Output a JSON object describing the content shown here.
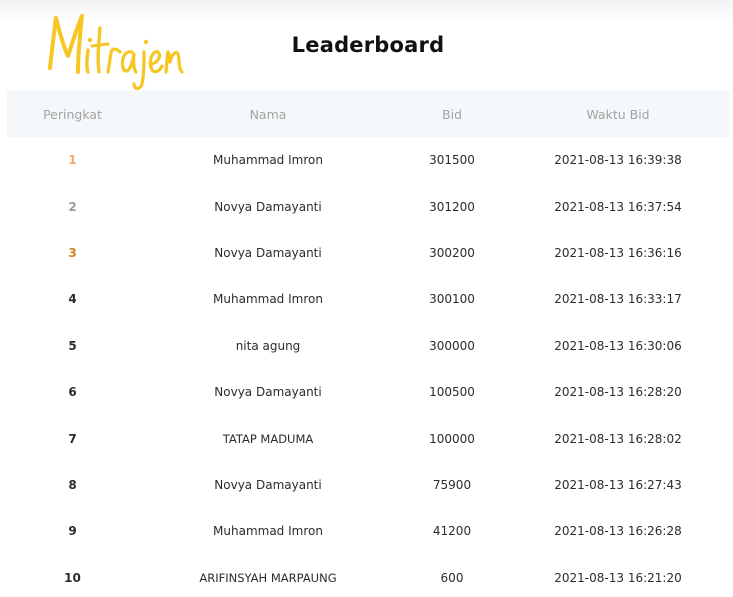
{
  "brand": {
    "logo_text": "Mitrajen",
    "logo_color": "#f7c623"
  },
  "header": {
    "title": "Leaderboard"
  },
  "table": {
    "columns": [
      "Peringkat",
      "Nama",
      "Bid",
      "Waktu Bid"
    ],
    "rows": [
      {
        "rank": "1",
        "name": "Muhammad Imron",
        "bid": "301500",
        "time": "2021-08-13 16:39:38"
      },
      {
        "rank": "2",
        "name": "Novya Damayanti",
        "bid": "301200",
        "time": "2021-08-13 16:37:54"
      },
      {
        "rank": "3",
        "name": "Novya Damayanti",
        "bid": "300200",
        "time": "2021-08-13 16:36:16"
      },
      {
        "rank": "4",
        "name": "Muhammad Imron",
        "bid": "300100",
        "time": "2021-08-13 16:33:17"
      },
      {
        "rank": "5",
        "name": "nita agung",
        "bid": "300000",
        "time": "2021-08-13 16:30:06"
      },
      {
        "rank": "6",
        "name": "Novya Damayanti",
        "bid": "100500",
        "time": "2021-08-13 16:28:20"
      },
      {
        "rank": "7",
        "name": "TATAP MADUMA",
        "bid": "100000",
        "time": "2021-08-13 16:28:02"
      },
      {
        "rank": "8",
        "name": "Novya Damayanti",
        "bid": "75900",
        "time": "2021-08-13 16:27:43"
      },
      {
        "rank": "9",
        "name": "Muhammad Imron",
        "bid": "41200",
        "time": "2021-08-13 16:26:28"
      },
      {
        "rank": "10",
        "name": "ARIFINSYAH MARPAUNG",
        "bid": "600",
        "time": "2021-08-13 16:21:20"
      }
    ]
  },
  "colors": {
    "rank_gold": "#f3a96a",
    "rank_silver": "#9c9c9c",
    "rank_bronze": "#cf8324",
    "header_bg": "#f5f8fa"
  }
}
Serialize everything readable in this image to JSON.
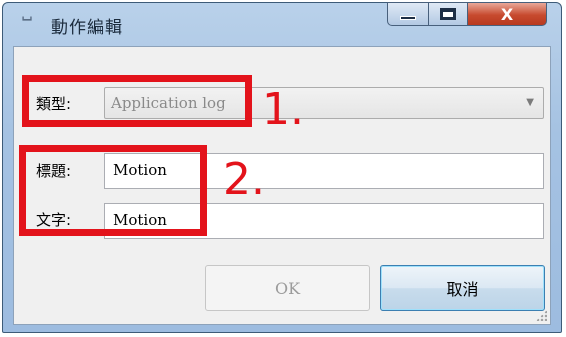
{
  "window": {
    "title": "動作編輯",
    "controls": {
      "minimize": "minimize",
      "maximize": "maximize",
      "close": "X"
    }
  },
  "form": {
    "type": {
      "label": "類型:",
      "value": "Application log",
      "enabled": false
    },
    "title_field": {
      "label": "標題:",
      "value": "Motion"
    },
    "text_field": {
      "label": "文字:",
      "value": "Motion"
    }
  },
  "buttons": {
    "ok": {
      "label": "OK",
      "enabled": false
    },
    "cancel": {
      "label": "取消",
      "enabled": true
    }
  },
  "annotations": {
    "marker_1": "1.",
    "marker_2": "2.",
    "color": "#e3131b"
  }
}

WORK INSTRUCTIONS ▸
From the material above, reproduce everything verbatim except the pictures.

COMPLETED EXERCISE ▸
Output a JSON object describing the content shown here.
{
  "brand": {
    "logo_text": "Mitrajen",
    "logo_color": "#f7c623"
  },
  "header": {
    "title": "Leaderboard"
  },
  "table": {
    "columns": [
      "Peringkat",
      "Nama",
      "Bid",
      "Waktu Bid"
    ],
    "rows": [
      {
        "rank": "1",
        "name": "Muhammad Imron",
        "bid": "301500",
        "time": "2021-08-13 16:39:38"
      },
      {
        "rank": "2",
        "name": "Novya Damayanti",
        "bid": "301200",
        "time": "2021-08-13 16:37:54"
      },
      {
        "rank": "3",
        "name": "Novya Damayanti",
        "bid": "300200",
        "time": "2021-08-13 16:36:16"
      },
      {
        "rank": "4",
        "name": "Muhammad Imron",
        "bid": "300100",
        "time": "2021-08-13 16:33:17"
      },
      {
        "rank": "5",
        "name": "nita agung",
        "bid": "300000",
        "time": "2021-08-13 16:30:06"
      },
      {
        "rank": "6",
        "name": "Novya Damayanti",
        "bid": "100500",
        "time": "2021-08-13 16:28:20"
      },
      {
        "rank": "7",
        "name": "TATAP MADUMA",
        "bid": "100000",
        "time": "2021-08-13 16:28:02"
      },
      {
        "rank": "8",
        "name": "Novya Damayanti",
        "bid": "75900",
        "time": "2021-08-13 16:27:43"
      },
      {
        "rank": "9",
        "name": "Muhammad Imron",
        "bid": "41200",
        "time": "2021-08-13 16:26:28"
      },
      {
        "rank": "10",
        "name": "ARIFINSYAH MARPAUNG",
        "bid": "600",
        "time": "2021-08-13 16:21:20"
      }
    ]
  },
  "colors": {
    "rank_gold": "#f3a96a",
    "rank_silver": "#9c9c9c",
    "rank_bronze": "#cf8324",
    "header_bg": "#f5f8fa"
  }
}
Serialize everything readable in this image to JSON.
{
  "window": {
    "title": "動作編輯",
    "controls": {
      "minimize": "minimize",
      "maximize": "maximize",
      "close": "X"
    }
  },
  "form": {
    "type": {
      "label": "類型:",
      "value": "Application log",
      "enabled": false
    },
    "title_field": {
      "label": "標題:",
      "value": "Motion"
    },
    "text_field": {
      "label": "文字:",
      "value": "Motion"
    }
  },
  "buttons": {
    "ok": {
      "label": "OK",
      "enabled": false
    },
    "cancel": {
      "label": "取消",
      "enabled": true
    }
  },
  "annotations": {
    "marker_1": "1.",
    "marker_2": "2.",
    "color": "#e3131b"
  }
}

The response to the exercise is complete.